start SUPPLIED DATA
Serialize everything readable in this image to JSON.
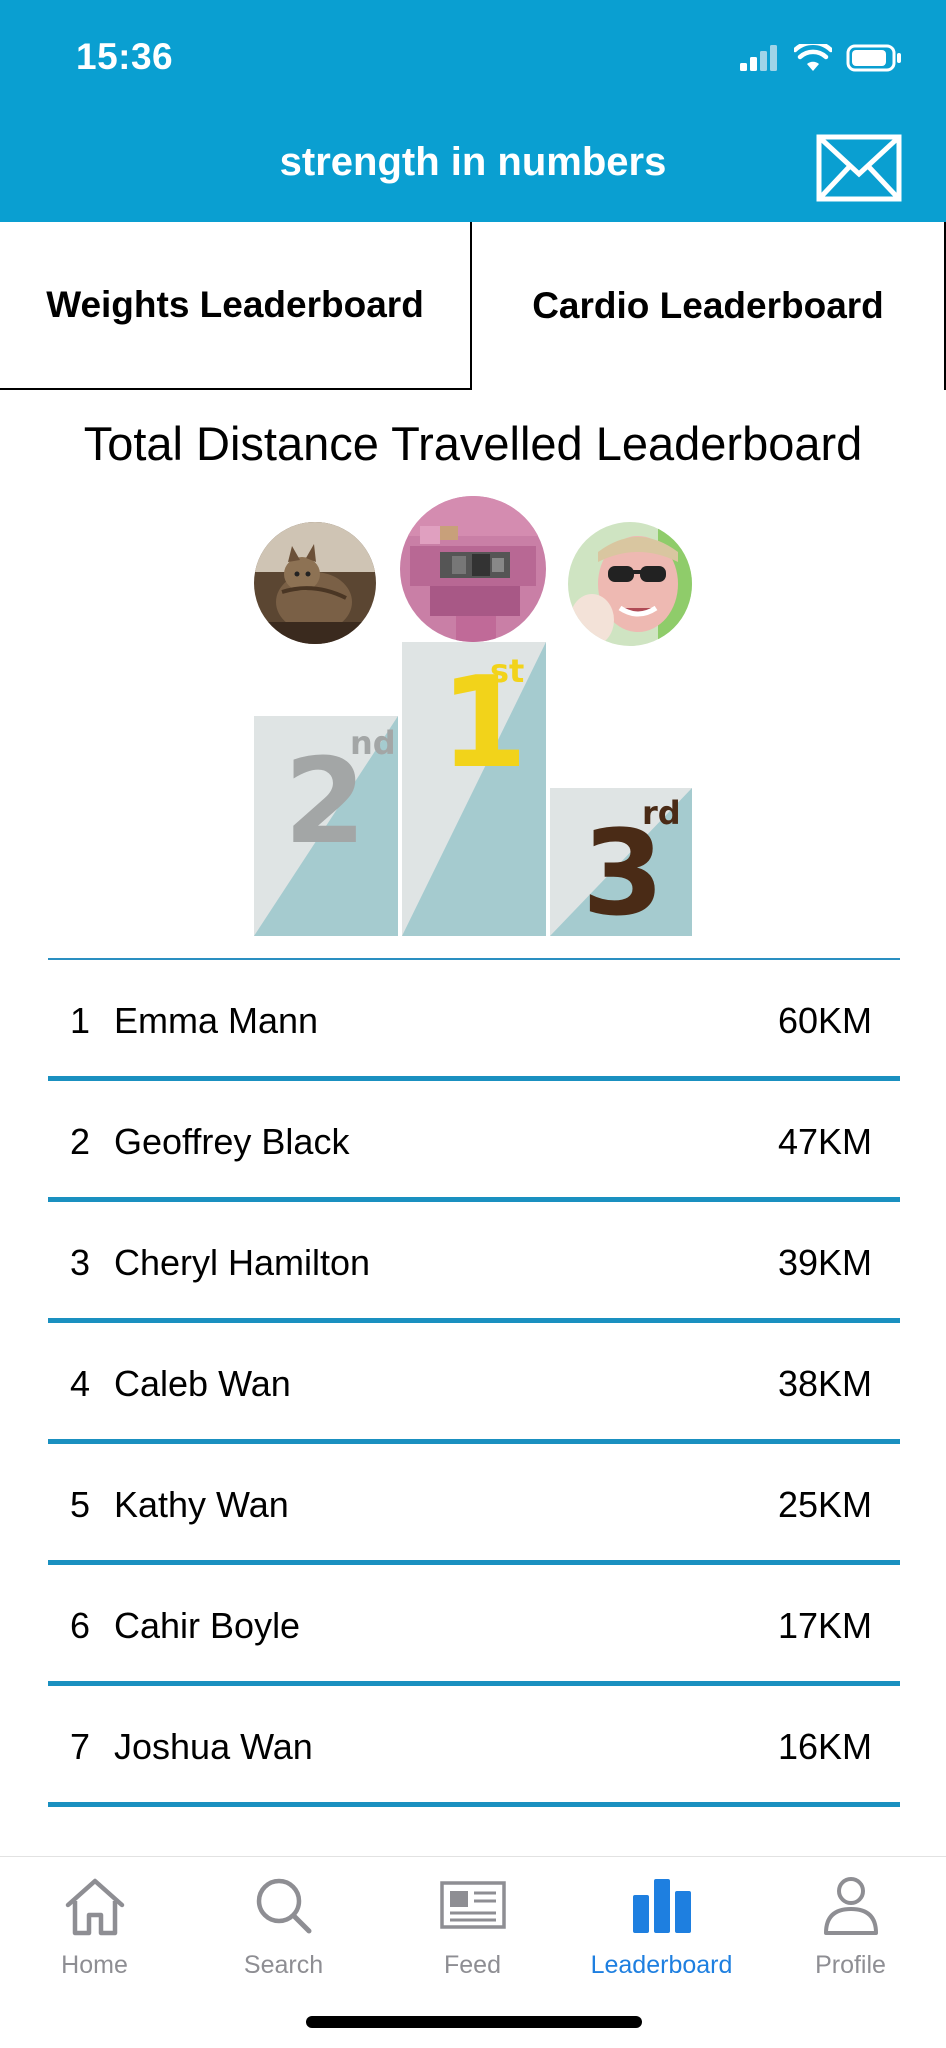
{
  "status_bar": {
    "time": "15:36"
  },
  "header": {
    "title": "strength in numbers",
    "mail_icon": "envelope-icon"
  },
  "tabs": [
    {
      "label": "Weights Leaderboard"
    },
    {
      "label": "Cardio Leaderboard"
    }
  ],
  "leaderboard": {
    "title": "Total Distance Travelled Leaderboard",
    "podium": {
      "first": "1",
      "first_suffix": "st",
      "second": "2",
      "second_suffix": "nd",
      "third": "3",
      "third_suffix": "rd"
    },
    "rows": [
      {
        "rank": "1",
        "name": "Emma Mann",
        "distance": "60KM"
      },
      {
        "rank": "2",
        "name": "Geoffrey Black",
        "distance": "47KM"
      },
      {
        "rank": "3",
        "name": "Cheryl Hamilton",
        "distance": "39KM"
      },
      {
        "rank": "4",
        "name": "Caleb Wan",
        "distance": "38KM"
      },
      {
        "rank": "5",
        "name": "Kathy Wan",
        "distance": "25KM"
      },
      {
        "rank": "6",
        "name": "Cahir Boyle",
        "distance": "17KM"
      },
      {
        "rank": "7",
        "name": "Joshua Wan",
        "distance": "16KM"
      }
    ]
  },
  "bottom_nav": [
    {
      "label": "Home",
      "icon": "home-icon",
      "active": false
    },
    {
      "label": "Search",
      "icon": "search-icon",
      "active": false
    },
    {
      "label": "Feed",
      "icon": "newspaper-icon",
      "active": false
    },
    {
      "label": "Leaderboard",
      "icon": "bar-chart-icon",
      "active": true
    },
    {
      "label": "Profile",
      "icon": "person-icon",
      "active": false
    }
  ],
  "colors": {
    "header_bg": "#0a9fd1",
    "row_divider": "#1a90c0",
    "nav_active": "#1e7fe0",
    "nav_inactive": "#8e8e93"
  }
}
end SUPPLIED DATA
## WRITTEN EXERCISE
Leave out the pictures and print every line of the data exactly.

## OUTPUT OF THE TASK
Serialize everything readable in this image to JSON.
{
  "status_bar": {
    "time": "15:36"
  },
  "header": {
    "title": "strength in numbers",
    "mail_icon": "envelope-icon"
  },
  "tabs": [
    {
      "label": "Weights Leaderboard"
    },
    {
      "label": "Cardio Leaderboard"
    }
  ],
  "leaderboard": {
    "title": "Total Distance Travelled Leaderboard",
    "podium": {
      "first": "1",
      "first_suffix": "st",
      "second": "2",
      "second_suffix": "nd",
      "third": "3",
      "third_suffix": "rd"
    },
    "rows": [
      {
        "rank": "1",
        "name": "Emma Mann",
        "distance": "60KM"
      },
      {
        "rank": "2",
        "name": "Geoffrey Black",
        "distance": "47KM"
      },
      {
        "rank": "3",
        "name": "Cheryl Hamilton",
        "distance": "39KM"
      },
      {
        "rank": "4",
        "name": "Caleb Wan",
        "distance": "38KM"
      },
      {
        "rank": "5",
        "name": "Kathy Wan",
        "distance": "25KM"
      },
      {
        "rank": "6",
        "name": "Cahir Boyle",
        "distance": "17KM"
      },
      {
        "rank": "7",
        "name": "Joshua Wan",
        "distance": "16KM"
      }
    ]
  },
  "bottom_nav": [
    {
      "label": "Home",
      "icon": "home-icon",
      "active": false
    },
    {
      "label": "Search",
      "icon": "search-icon",
      "active": false
    },
    {
      "label": "Feed",
      "icon": "newspaper-icon",
      "active": false
    },
    {
      "label": "Leaderboard",
      "icon": "bar-chart-icon",
      "active": true
    },
    {
      "label": "Profile",
      "icon": "person-icon",
      "active": false
    }
  ],
  "colors": {
    "header_bg": "#0a9fd1",
    "row_divider": "#1a90c0",
    "nav_active": "#1e7fe0",
    "nav_inactive": "#8e8e93"
  }
}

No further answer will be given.